▸ WHAT THE TASK ASKS
Output every line below without omitting or altering anything.

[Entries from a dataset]

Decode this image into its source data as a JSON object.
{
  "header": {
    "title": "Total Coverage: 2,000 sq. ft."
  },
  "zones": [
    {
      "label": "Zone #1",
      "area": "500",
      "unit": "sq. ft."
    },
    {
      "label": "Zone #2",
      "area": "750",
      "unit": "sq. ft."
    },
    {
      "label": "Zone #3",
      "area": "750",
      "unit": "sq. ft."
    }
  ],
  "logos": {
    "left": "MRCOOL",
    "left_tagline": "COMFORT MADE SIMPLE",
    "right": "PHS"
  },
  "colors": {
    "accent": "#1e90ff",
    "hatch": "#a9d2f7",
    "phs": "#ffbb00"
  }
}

▸ FINAL ANSWER
Decode this image into its source data as a JSON object.
{
  "header": {
    "title": "Total Coverage: 2,000 sq. ft."
  },
  "zones": [
    {
      "label": "Zone #1",
      "area": "500",
      "unit": "sq. ft."
    },
    {
      "label": "Zone #2",
      "area": "750",
      "unit": "sq. ft."
    },
    {
      "label": "Zone #3",
      "area": "750",
      "unit": "sq. ft."
    }
  ],
  "logos": {
    "left": "MRCOOL",
    "left_tagline": "COMFORT MADE SIMPLE",
    "right": "PHS"
  },
  "colors": {
    "accent": "#1e90ff",
    "hatch": "#a9d2f7",
    "phs": "#ffbb00"
  }
}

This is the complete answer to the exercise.